Collected data →
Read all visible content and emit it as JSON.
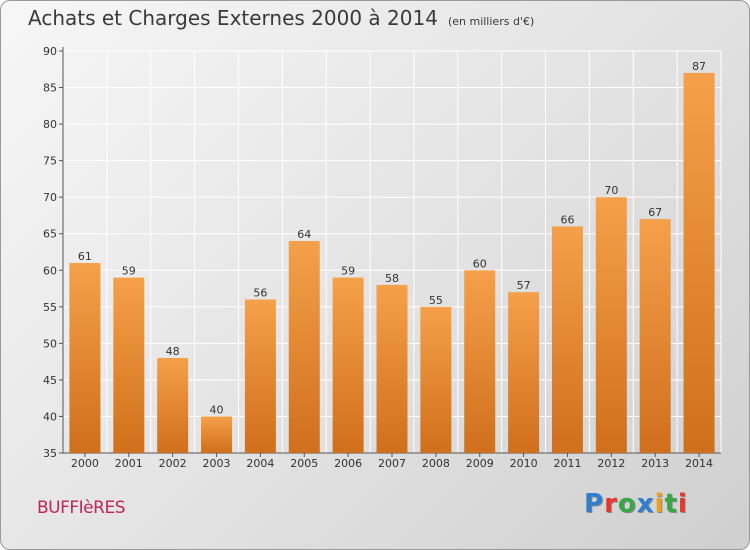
{
  "header": {
    "title": "Achats et Charges Externes 2000 à 2014",
    "unit": "(en milliers d'€)"
  },
  "footer": {
    "place": "BUFFIèRES",
    "logo": [
      "P",
      "r",
      "o",
      "x",
      "i",
      "t",
      "i"
    ],
    "logo_colors": [
      "#2f7fcf",
      "#e8362c",
      "#3aa54b",
      "#2f7fcf",
      "#f0a020",
      "#3aa54b",
      "#e8362c"
    ]
  },
  "chart_data": {
    "type": "bar",
    "title": "Achats et Charges Externes 2000 à 2014",
    "subtitle": "(en milliers d'€)",
    "xlabel": "",
    "ylabel": "",
    "categories": [
      "2000",
      "2001",
      "2002",
      "2003",
      "2004",
      "2005",
      "2006",
      "2007",
      "2008",
      "2009",
      "2010",
      "2011",
      "2012",
      "2013",
      "2014"
    ],
    "values": [
      61,
      59,
      48,
      40,
      56,
      64,
      59,
      58,
      55,
      60,
      57,
      66,
      70,
      67,
      87
    ],
    "ylim": [
      35,
      90
    ],
    "yticks": [
      35,
      40,
      45,
      50,
      55,
      60,
      65,
      70,
      75,
      80,
      85,
      90
    ],
    "grid": true,
    "legend": "none",
    "bar_color": "#f5a04a",
    "bar_color_dark": "#d06f1c"
  }
}
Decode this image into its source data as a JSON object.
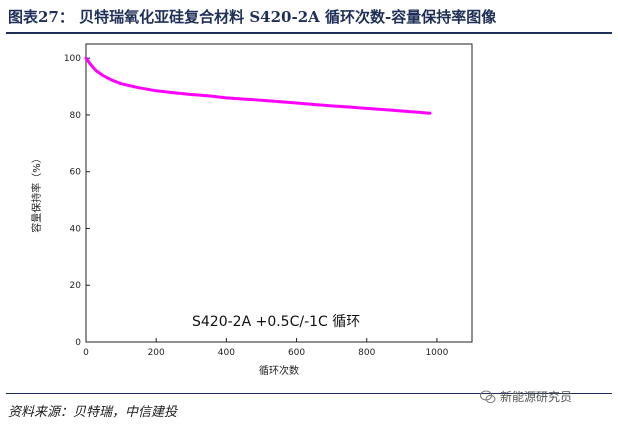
{
  "figure": {
    "title": "图表27： 贝特瑞氧化亚硅复合材料 S420-2A 循环次数-容量保持率图像",
    "source": "资料来源：贝特瑞，中信建投",
    "watermark": "新能源研究员"
  },
  "chart_data": {
    "type": "line",
    "title": "",
    "xlabel": "循环次数",
    "ylabel": "容量保持率（%）",
    "xlim": [
      0,
      1100
    ],
    "ylim": [
      0,
      105
    ],
    "xticks": [
      0,
      200,
      400,
      600,
      800,
      1000
    ],
    "yticks": [
      0,
      20,
      40,
      60,
      80,
      100
    ],
    "annotation": "S420-2A  +0.5C/-1C 循环",
    "grid": false,
    "series": [
      {
        "color": "#ff00ff",
        "x": [
          0,
          5,
          10,
          20,
          30,
          50,
          75,
          100,
          150,
          200,
          250,
          300,
          350,
          400,
          450,
          500,
          550,
          600,
          650,
          700,
          750,
          780,
          800,
          850,
          900,
          950,
          980
        ],
        "y": [
          100,
          99.2,
          98.3,
          96.8,
          95.5,
          93.8,
          92.2,
          91,
          89.6,
          88.5,
          87.8,
          87.2,
          86.7,
          86,
          85.6,
          85.2,
          84.7,
          84.2,
          83.7,
          83.2,
          82.8,
          82.5,
          82.3,
          81.9,
          81.4,
          80.9,
          80.6
        ]
      }
    ]
  }
}
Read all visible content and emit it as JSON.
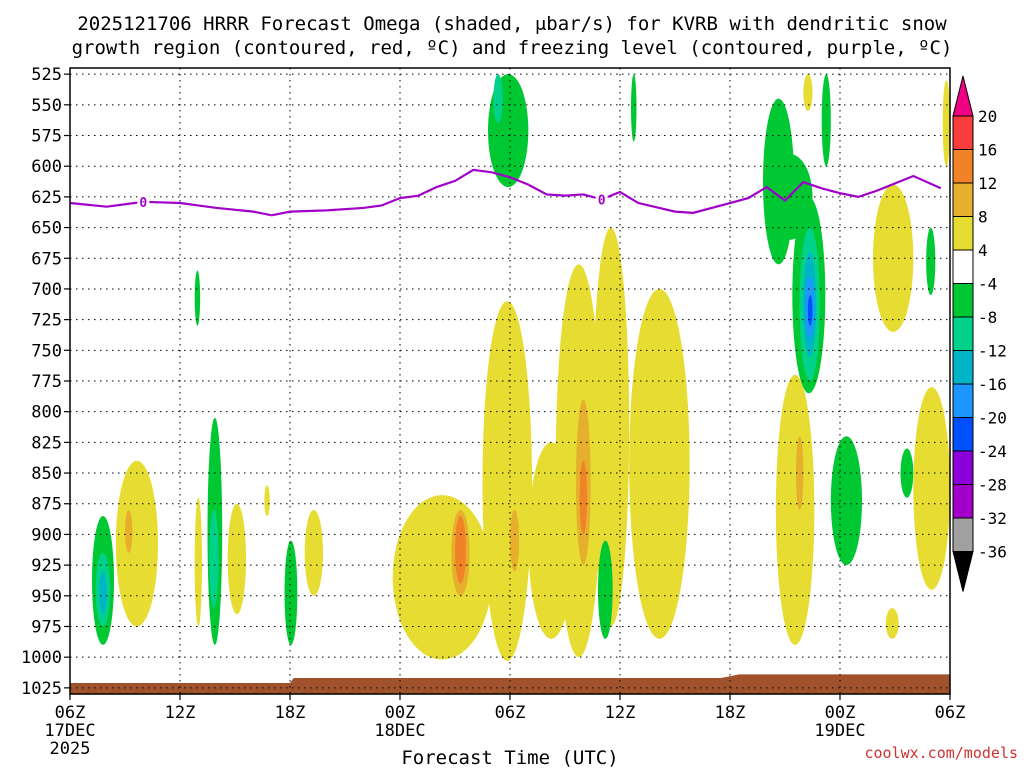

TASK DIRECTIONS →
All of the data needs repeating exactly, but the pictures do not.

ANSWER BELOW →
Read all visible content and emit it as JSON.
{
  "header": {
    "title": "Achats et Charges Externes 2000 à 2014",
    "unit": "(en milliers d'€)"
  },
  "footer": {
    "place": "BUFFIèRES",
    "logo": [
      "P",
      "r",
      "o",
      "x",
      "i",
      "t",
      "i"
    ],
    "logo_colors": [
      "#2f7fcf",
      "#e8362c",
      "#3aa54b",
      "#2f7fcf",
      "#f0a020",
      "#3aa54b",
      "#e8362c"
    ]
  },
  "chart_data": {
    "type": "bar",
    "title": "Achats et Charges Externes 2000 à 2014",
    "subtitle": "(en milliers d'€)",
    "xlabel": "",
    "ylabel": "",
    "categories": [
      "2000",
      "2001",
      "2002",
      "2003",
      "2004",
      "2005",
      "2006",
      "2007",
      "2008",
      "2009",
      "2010",
      "2011",
      "2012",
      "2013",
      "2014"
    ],
    "values": [
      61,
      59,
      48,
      40,
      56,
      64,
      59,
      58,
      55,
      60,
      57,
      66,
      70,
      67,
      87
    ],
    "ylim": [
      35,
      90
    ],
    "yticks": [
      35,
      40,
      45,
      50,
      55,
      60,
      65,
      70,
      75,
      80,
      85,
      90
    ],
    "grid": true,
    "legend": "none",
    "bar_color": "#f5a04a",
    "bar_color_dark": "#d06f1c"
  }
}
Decode this image into its source data as a JSON object.
{
  "figure": {
    "title": "图表27： 贝特瑞氧化亚硅复合材料 S420-2A 循环次数-容量保持率图像",
    "source": "资料来源：贝特瑞，中信建投",
    "watermark": "新能源研究员"
  },
  "chart_data": {
    "type": "line",
    "title": "",
    "xlabel": "循环次数",
    "ylabel": "容量保持率（%）",
    "xlim": [
      0,
      1100
    ],
    "ylim": [
      0,
      105
    ],
    "xticks": [
      0,
      200,
      400,
      600,
      800,
      1000
    ],
    "yticks": [
      0,
      20,
      40,
      60,
      80,
      100
    ],
    "annotation": "S420-2A  +0.5C/-1C 循环",
    "grid": false,
    "series": [
      {
        "color": "#ff00ff",
        "x": [
          0,
          5,
          10,
          20,
          30,
          50,
          75,
          100,
          150,
          200,
          250,
          300,
          350,
          400,
          450,
          500,
          550,
          600,
          650,
          700,
          750,
          780,
          800,
          850,
          900,
          950,
          980
        ],
        "y": [
          100,
          99.2,
          98.3,
          96.8,
          95.5,
          93.8,
          92.2,
          91,
          89.6,
          88.5,
          87.8,
          87.2,
          86.7,
          86,
          85.6,
          85.2,
          84.7,
          84.2,
          83.7,
          83.2,
          82.8,
          82.5,
          82.3,
          81.9,
          81.4,
          80.9,
          80.6
        ]
      }
    ]
  }
}
Read all visible content and emit it as JSON.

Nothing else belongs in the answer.